Begin Dataset content

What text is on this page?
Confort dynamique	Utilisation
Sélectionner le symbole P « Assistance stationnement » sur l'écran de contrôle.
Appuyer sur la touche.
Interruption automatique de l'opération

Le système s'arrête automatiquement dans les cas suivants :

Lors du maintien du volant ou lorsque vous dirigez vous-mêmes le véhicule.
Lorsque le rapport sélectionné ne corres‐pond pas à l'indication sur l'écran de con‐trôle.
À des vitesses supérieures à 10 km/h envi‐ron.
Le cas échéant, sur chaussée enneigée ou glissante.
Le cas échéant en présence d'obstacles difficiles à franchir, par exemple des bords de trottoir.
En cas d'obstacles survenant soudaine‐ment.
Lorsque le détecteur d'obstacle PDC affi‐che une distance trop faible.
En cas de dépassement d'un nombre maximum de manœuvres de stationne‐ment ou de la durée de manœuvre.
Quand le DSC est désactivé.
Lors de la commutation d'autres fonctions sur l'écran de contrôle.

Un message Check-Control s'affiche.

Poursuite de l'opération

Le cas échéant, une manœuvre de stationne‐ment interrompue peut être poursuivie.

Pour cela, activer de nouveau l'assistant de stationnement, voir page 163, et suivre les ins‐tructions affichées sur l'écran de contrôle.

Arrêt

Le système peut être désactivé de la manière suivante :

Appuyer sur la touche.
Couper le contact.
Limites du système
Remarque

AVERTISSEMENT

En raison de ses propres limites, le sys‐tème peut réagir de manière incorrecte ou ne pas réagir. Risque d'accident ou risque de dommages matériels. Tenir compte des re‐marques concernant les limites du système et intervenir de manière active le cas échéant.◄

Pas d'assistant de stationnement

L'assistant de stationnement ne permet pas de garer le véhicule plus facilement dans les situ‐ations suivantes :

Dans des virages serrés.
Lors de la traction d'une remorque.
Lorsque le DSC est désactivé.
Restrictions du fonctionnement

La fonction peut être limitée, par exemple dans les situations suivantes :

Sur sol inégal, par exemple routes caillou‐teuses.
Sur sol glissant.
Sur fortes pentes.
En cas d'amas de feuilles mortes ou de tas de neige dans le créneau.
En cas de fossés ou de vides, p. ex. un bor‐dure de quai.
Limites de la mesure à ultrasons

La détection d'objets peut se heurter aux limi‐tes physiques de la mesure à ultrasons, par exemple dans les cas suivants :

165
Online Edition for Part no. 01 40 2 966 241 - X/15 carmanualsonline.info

End Dataset content

Task goal
The records above should be repeated in full, exactly as given.

Worked answer
What text is on this page?
Confort dynamique	Utilisation
Sélectionner le symbole P « Assistance stationnement » sur l'écran de contrôle.
Appuyer sur la touche.
Interruption automatique de l'opération

Le système s'arrête automatiquement dans les cas suivants :

Lors du maintien du volant ou lorsque vous dirigez vous-mêmes le véhicule.
Lorsque le rapport sélectionné ne corres‐pond pas à l'indication sur l'écran de con‐trôle.
À des vitesses supérieures à 10 km/h envi‐ron.
Le cas échéant, sur chaussée enneigée ou glissante.
Le cas échéant en présence d'obstacles difficiles à franchir, par exemple des bords de trottoir.
En cas d'obstacles survenant soudaine‐ment.
Lorsque le détecteur d'obstacle PDC affi‐che une distance trop faible.
En cas de dépassement d'un nombre maximum de manœuvres de stationne‐ment ou de la durée de manœuvre.
Quand le DSC est désactivé.
Lors de la commutation d'autres fonctions sur l'écran de contrôle.

Un message Check-Control s'affiche.

Poursuite de l'opération

Le cas échéant, une manœuvre de stationne‐ment interrompue peut être poursuivie.

Pour cela, activer de nouveau l'assistant de stationnement, voir page 163, et suivre les ins‐tructions affichées sur l'écran de contrôle.

Arrêt

Le système peut être désactivé de la manière suivante :

Appuyer sur la touche.
Couper le contact.
Limites du système
Remarque

AVERTISSEMENT

En raison de ses propres limites, le sys‐tème peut réagir de manière incorrecte ou ne pas réagir. Risque d'accident ou risque de dommages matériels. Tenir compte des re‐marques concernant les limites du système et intervenir de manière active le cas échéant.◄

Pas d'assistant de stationnement

L'assistant de stationnement ne permet pas de garer le véhicule plus facilement dans les situ‐ations suivantes :

Dans des virages serrés.
Lors de la traction d'une remorque.
Lorsque le DSC est désactivé.
Restrictions du fonctionnement

La fonction peut être limitée, par exemple dans les situations suivantes :

Sur sol inégal, par exemple routes caillou‐teuses.
Sur sol glissant.
Sur fortes pentes.
En cas d'amas de feuilles mortes ou de tas de neige dans le créneau.
En cas de fossés ou de vides, p. ex. un bor‐dure de quai.
Limites de la mesure à ultrasons

La détection d'objets peut se heurter aux limi‐tes physiques de la mesure à ultrasons, par exemple dans les cas suivants :

165
Online Edition for Part no. 01 40 2 966 241 - X/15 carmanualsonline.info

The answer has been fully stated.